Action item
Scan the entries below for the word "PROPERTY". Copy each line that has it.

--- Input records Enclosed Below ---

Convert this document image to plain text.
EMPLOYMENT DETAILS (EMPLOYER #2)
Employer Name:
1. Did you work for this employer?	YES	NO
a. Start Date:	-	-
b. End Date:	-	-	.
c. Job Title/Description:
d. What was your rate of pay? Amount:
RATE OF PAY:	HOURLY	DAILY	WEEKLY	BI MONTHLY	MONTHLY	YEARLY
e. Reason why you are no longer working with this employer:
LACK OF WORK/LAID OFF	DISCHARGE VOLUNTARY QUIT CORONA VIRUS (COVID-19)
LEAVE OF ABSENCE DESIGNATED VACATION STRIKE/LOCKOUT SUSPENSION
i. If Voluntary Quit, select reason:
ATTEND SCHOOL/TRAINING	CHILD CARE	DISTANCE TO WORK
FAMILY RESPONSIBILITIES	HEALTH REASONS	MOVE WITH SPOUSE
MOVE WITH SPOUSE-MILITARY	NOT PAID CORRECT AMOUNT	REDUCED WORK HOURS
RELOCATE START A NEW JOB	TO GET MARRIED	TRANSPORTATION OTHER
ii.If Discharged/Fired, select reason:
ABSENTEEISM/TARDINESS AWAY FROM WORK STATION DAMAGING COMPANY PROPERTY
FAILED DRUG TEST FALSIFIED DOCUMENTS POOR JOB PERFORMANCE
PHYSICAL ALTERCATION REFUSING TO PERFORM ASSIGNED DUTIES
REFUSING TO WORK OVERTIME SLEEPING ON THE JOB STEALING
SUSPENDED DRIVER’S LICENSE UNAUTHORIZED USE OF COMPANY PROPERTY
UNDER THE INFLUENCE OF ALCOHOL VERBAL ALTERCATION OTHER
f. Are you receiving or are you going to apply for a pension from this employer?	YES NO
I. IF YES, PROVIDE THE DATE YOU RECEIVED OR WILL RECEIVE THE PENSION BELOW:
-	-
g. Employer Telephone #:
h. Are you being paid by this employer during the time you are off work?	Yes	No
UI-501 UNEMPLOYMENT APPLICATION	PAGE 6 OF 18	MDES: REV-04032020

--- End of Enclosed Input records ---

Expected output
ABSENTEEISM/TARDINESS AWAY FROM WORK STATION DAMAGING COMPANY PROPERTY
SUSPENDED DRIVER’S LICENSE UNAUTHORIZED USE OF COMPANY PROPERTY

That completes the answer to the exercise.